# Exercise prompt
Output exactly, please, the lines of the records below from the one containing "Type out the text in this image." through the final line.

# Stored records
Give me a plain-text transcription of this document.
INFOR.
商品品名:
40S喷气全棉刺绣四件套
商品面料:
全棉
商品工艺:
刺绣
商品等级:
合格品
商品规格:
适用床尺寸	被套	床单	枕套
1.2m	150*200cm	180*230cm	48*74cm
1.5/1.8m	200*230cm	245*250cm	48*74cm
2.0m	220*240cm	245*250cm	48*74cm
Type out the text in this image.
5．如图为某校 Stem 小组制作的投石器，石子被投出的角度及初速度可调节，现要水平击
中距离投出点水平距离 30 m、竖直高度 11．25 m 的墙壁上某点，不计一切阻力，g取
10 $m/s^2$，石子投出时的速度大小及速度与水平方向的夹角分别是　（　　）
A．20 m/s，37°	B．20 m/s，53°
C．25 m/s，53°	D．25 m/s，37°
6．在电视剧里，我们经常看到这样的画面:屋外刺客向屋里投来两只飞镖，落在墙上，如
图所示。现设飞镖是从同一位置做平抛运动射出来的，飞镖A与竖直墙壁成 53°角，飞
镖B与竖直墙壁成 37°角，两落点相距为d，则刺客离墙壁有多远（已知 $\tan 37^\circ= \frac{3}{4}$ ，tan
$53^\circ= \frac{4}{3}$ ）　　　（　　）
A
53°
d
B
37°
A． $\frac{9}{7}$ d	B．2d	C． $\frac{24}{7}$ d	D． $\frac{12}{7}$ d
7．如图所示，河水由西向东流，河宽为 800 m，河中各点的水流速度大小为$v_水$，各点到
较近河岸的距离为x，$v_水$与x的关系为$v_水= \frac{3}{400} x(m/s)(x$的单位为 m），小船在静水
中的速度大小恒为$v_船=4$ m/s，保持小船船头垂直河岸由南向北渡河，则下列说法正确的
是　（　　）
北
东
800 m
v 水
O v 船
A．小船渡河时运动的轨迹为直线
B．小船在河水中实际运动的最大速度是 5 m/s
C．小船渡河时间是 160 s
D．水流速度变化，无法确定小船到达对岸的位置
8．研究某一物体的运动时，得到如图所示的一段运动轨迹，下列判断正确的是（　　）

# Finished task
Type out the text in this image.
5．如图为某校 Stem 小组制作的投石器，石子被投出的角度及初速度可调节，现要水平击
中距离投出点水平距离 30 m、竖直高度 11．25 m 的墙壁上某点，不计一切阻力，g取
10 $m/s^2$，石子投出时的速度大小及速度与水平方向的夹角分别是　（　　）
A．20 m/s，37°	B．20 m/s，53°
C．25 m/s，53°	D．25 m/s，37°
6．在电视剧里，我们经常看到这样的画面:屋外刺客向屋里投来两只飞镖，落在墙上，如
图所示。现设飞镖是从同一位置做平抛运动射出来的，飞镖A与竖直墙壁成 53°角，飞
镖B与竖直墙壁成 37°角，两落点相距为d，则刺客离墙壁有多远（已知 $\tan 37^\circ= \frac{3}{4}$ ，tan
$53^\circ= \frac{4}{3}$ ）　　　（　　）
A
53°
d
B
37°
A． $\frac{9}{7}$ d	B．2d	C． $\frac{24}{7}$ d	D． $\frac{12}{7}$ d
7．如图所示，河水由西向东流，河宽为 800 m，河中各点的水流速度大小为$v_水$，各点到
较近河岸的距离为x，$v_水$与x的关系为$v_水= \frac{3}{400} x(m/s)(x$的单位为 m），小船在静水
中的速度大小恒为$v_船=4$ m/s，保持小船船头垂直河岸由南向北渡河，则下列说法正确的
是　（　　）
北
东
800 m
v 水
O v 船
A．小船渡河时运动的轨迹为直线
B．小船在河水中实际运动的最大速度是 5 m/s
C．小船渡河时间是 160 s
D．水流速度变化，无法确定小船到达对岸的位置
8．研究某一物体的运动时，得到如图所示的一段运动轨迹，下列判断正确的是（　　）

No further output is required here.